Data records
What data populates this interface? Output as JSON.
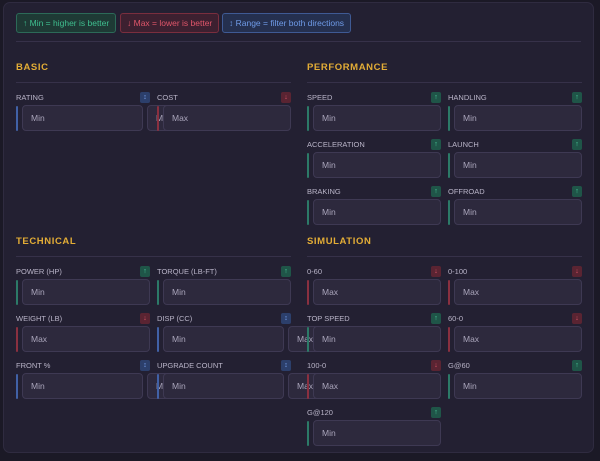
{
  "legend": {
    "min": "↑ Min = higher is better",
    "max": "↓ Max = lower is better",
    "range": "↕ Range = filter both directions"
  },
  "colors": {
    "min": "#3fbf8f",
    "max": "#e0566a",
    "range": "#6f9be8",
    "section_title": "#e3ad36"
  },
  "placeholders": {
    "min": "Min",
    "max": "Max"
  },
  "sections": [
    {
      "title": "BASIC",
      "fields": [
        {
          "label": "RATING",
          "type": "range"
        },
        {
          "label": "COST",
          "type": "max"
        }
      ]
    },
    {
      "title": "PERFORMANCE",
      "fields": [
        {
          "label": "SPEED",
          "type": "min"
        },
        {
          "label": "HANDLING",
          "type": "min"
        },
        {
          "label": "ACCELERATION",
          "type": "min"
        },
        {
          "label": "LAUNCH",
          "type": "min"
        },
        {
          "label": "BRAKING",
          "type": "min"
        },
        {
          "label": "OFFROAD",
          "type": "min"
        }
      ]
    },
    {
      "title": "TECHNICAL",
      "fields": [
        {
          "label": "POWER (HP)",
          "type": "min"
        },
        {
          "label": "TORQUE (LB-FT)",
          "type": "min"
        },
        {
          "label": "WEIGHT (LB)",
          "type": "max"
        },
        {
          "label": "DISP (CC)",
          "type": "range"
        },
        {
          "label": "FRONT %",
          "type": "range"
        },
        {
          "label": "UPGRADE COUNT",
          "type": "range"
        }
      ]
    },
    {
      "title": "SIMULATION",
      "fields": [
        {
          "label": "0-60",
          "type": "max"
        },
        {
          "label": "0-100",
          "type": "max"
        },
        {
          "label": "TOP SPEED",
          "type": "min"
        },
        {
          "label": "60-0",
          "type": "max"
        },
        {
          "label": "100-0",
          "type": "max"
        },
        {
          "label": "G@60",
          "type": "min"
        },
        {
          "label": "G@120",
          "type": "min"
        }
      ]
    }
  ]
}
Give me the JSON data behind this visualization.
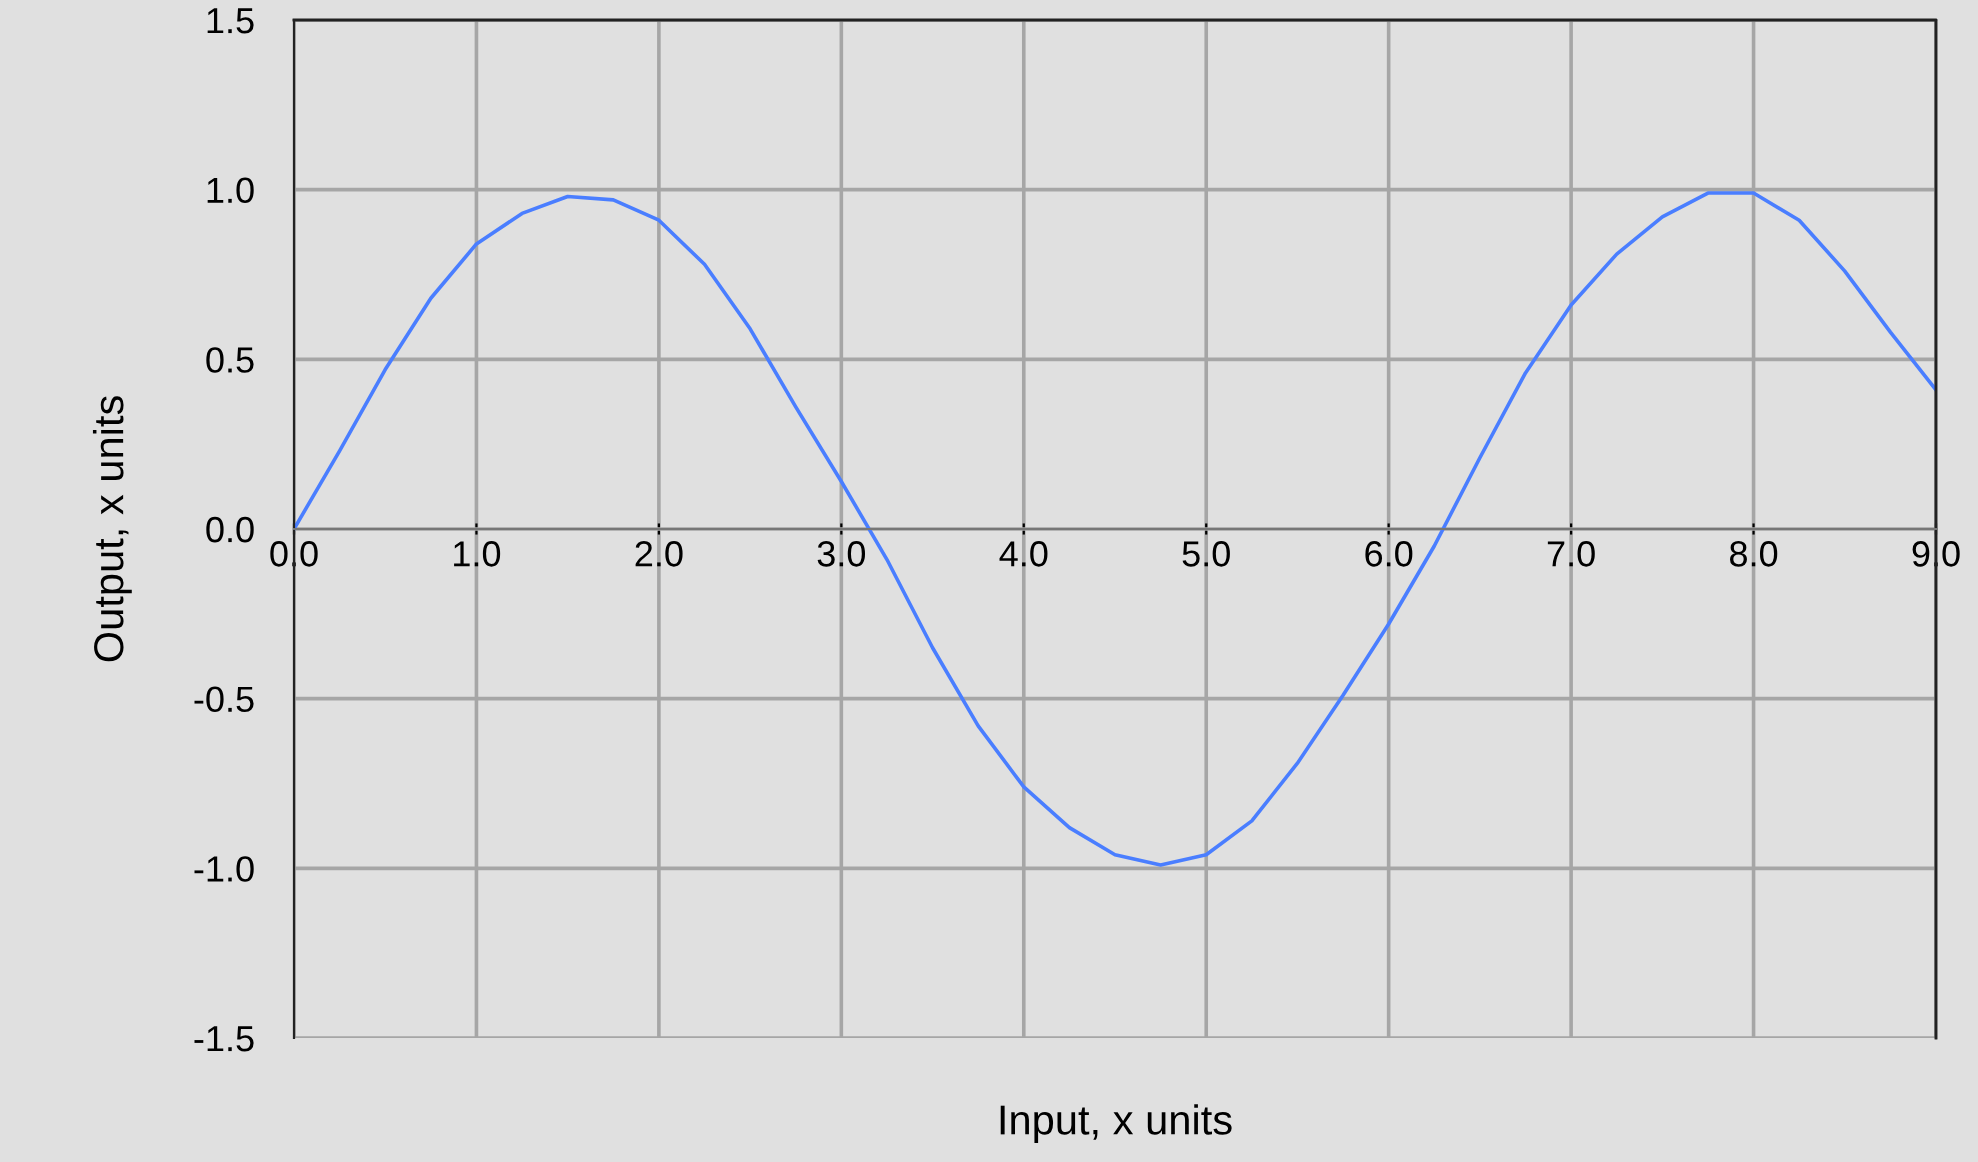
{
  "chart_data": {
    "type": "line",
    "xlabel": "Input, x units",
    "ylabel": "Output, x units",
    "x": [
      0,
      0.25,
      0.5,
      0.75,
      1,
      1.25,
      1.5,
      1.75,
      2,
      2.25,
      2.5,
      2.75,
      3,
      3.25,
      3.5,
      3.75,
      4,
      4.25,
      4.5,
      4.75,
      5,
      5.25,
      5.5,
      5.75,
      6,
      6.25,
      6.5,
      6.75,
      7,
      7.25,
      7.5,
      7.75,
      8,
      8.25,
      8.5,
      8.75,
      9
    ],
    "series": [
      {
        "color": "#4a7eff",
        "values": [
          0,
          0.23,
          0.47,
          0.68,
          0.84,
          0.93,
          0.98,
          0.97,
          0.91,
          0.78,
          0.59,
          0.36,
          0.14,
          -0.09,
          -0.35,
          -0.58,
          -0.76,
          -0.88,
          -0.96,
          -0.99,
          -0.96,
          -0.86,
          -0.69,
          -0.49,
          -0.28,
          -0.05,
          0.21,
          0.46,
          0.66,
          0.81,
          0.92,
          0.99,
          0.99,
          0.91,
          0.76,
          0.58,
          0.41
        ]
      }
    ],
    "xlim": [
      0,
      9
    ],
    "ylim": [
      -1.5,
      1.5
    ],
    "xticks": [
      {
        "value": 0,
        "label": "0.0"
      },
      {
        "value": 1,
        "label": "1.0"
      },
      {
        "value": 2,
        "label": "2.0"
      },
      {
        "value": 3,
        "label": "3.0"
      },
      {
        "value": 4,
        "label": "4.0"
      },
      {
        "value": 5,
        "label": "5.0"
      },
      {
        "value": 6,
        "label": "6.0"
      },
      {
        "value": 7,
        "label": "7.0"
      },
      {
        "value": 8,
        "label": "8.0"
      },
      {
        "value": 9,
        "label": "9.0"
      }
    ],
    "yticks": [
      {
        "value": -1.5,
        "label": "-1.5"
      },
      {
        "value": -1,
        "label": "-1.0"
      },
      {
        "value": -0.5,
        "label": "-0.5"
      },
      {
        "value": 0,
        "label": "0.0"
      },
      {
        "value": 0.5,
        "label": "0.5"
      },
      {
        "value": 1,
        "label": "1.0"
      },
      {
        "value": 1.5,
        "label": "1.5"
      }
    ],
    "grid": true,
    "marker": "none",
    "line_style": "solid"
  }
}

▶ **YOUR TASK**
The records above must be printed exactly; the pictures stay out.

▶ **RESULT OF THIS EXERCISE**
What data populates this interface? Output as JSON.
{
  "legend": {
    "min": "↑ Min = higher is better",
    "max": "↓ Max = lower is better",
    "range": "↕ Range = filter both directions"
  },
  "colors": {
    "min": "#3fbf8f",
    "max": "#e0566a",
    "range": "#6f9be8",
    "section_title": "#e3ad36"
  },
  "placeholders": {
    "min": "Min",
    "max": "Max"
  },
  "sections": [
    {
      "title": "BASIC",
      "fields": [
        {
          "label": "RATING",
          "type": "range"
        },
        {
          "label": "COST",
          "type": "max"
        }
      ]
    },
    {
      "title": "PERFORMANCE",
      "fields": [
        {
          "label": "SPEED",
          "type": "min"
        },
        {
          "label": "HANDLING",
          "type": "min"
        },
        {
          "label": "ACCELERATION",
          "type": "min"
        },
        {
          "label": "LAUNCH",
          "type": "min"
        },
        {
          "label": "BRAKING",
          "type": "min"
        },
        {
          "label": "OFFROAD",
          "type": "min"
        }
      ]
    },
    {
      "title": "TECHNICAL",
      "fields": [
        {
          "label": "POWER (HP)",
          "type": "min"
        },
        {
          "label": "TORQUE (LB-FT)",
          "type": "min"
        },
        {
          "label": "WEIGHT (LB)",
          "type": "max"
        },
        {
          "label": "DISP (CC)",
          "type": "range"
        },
        {
          "label": "FRONT %",
          "type": "range"
        },
        {
          "label": "UPGRADE COUNT",
          "type": "range"
        }
      ]
    },
    {
      "title": "SIMULATION",
      "fields": [
        {
          "label": "0-60",
          "type": "max"
        },
        {
          "label": "0-100",
          "type": "max"
        },
        {
          "label": "TOP SPEED",
          "type": "min"
        },
        {
          "label": "60-0",
          "type": "max"
        },
        {
          "label": "100-0",
          "type": "max"
        },
        {
          "label": "G@60",
          "type": "min"
        },
        {
          "label": "G@120",
          "type": "min"
        }
      ]
    }
  ]
}
Give me the JSON data behind this visualization.
{
  "chart_data": {
    "type": "line",
    "xlabel": "Input, x units",
    "ylabel": "Output, x units",
    "x": [
      0,
      0.25,
      0.5,
      0.75,
      1,
      1.25,
      1.5,
      1.75,
      2,
      2.25,
      2.5,
      2.75,
      3,
      3.25,
      3.5,
      3.75,
      4,
      4.25,
      4.5,
      4.75,
      5,
      5.25,
      5.5,
      5.75,
      6,
      6.25,
      6.5,
      6.75,
      7,
      7.25,
      7.5,
      7.75,
      8,
      8.25,
      8.5,
      8.75,
      9
    ],
    "series": [
      {
        "color": "#4a7eff",
        "values": [
          0,
          0.23,
          0.47,
          0.68,
          0.84,
          0.93,
          0.98,
          0.97,
          0.91,
          0.78,
          0.59,
          0.36,
          0.14,
          -0.09,
          -0.35,
          -0.58,
          -0.76,
          -0.88,
          -0.96,
          -0.99,
          -0.96,
          -0.86,
          -0.69,
          -0.49,
          -0.28,
          -0.05,
          0.21,
          0.46,
          0.66,
          0.81,
          0.92,
          0.99,
          0.99,
          0.91,
          0.76,
          0.58,
          0.41
        ]
      }
    ],
    "xlim": [
      0,
      9
    ],
    "ylim": [
      -1.5,
      1.5
    ],
    "xticks": [
      {
        "value": 0,
        "label": "0.0"
      },
      {
        "value": 1,
        "label": "1.0"
      },
      {
        "value": 2,
        "label": "2.0"
      },
      {
        "value": 3,
        "label": "3.0"
      },
      {
        "value": 4,
        "label": "4.0"
      },
      {
        "value": 5,
        "label": "5.0"
      },
      {
        "value": 6,
        "label": "6.0"
      },
      {
        "value": 7,
        "label": "7.0"
      },
      {
        "value": 8,
        "label": "8.0"
      },
      {
        "value": 9,
        "label": "9.0"
      }
    ],
    "yticks": [
      {
        "value": -1.5,
        "label": "-1.5"
      },
      {
        "value": -1,
        "label": "-1.0"
      },
      {
        "value": -0.5,
        "label": "-0.5"
      },
      {
        "value": 0,
        "label": "0.0"
      },
      {
        "value": 0.5,
        "label": "0.5"
      },
      {
        "value": 1,
        "label": "1.0"
      },
      {
        "value": 1.5,
        "label": "1.5"
      }
    ],
    "grid": true,
    "marker": "none",
    "line_style": "solid"
  }
}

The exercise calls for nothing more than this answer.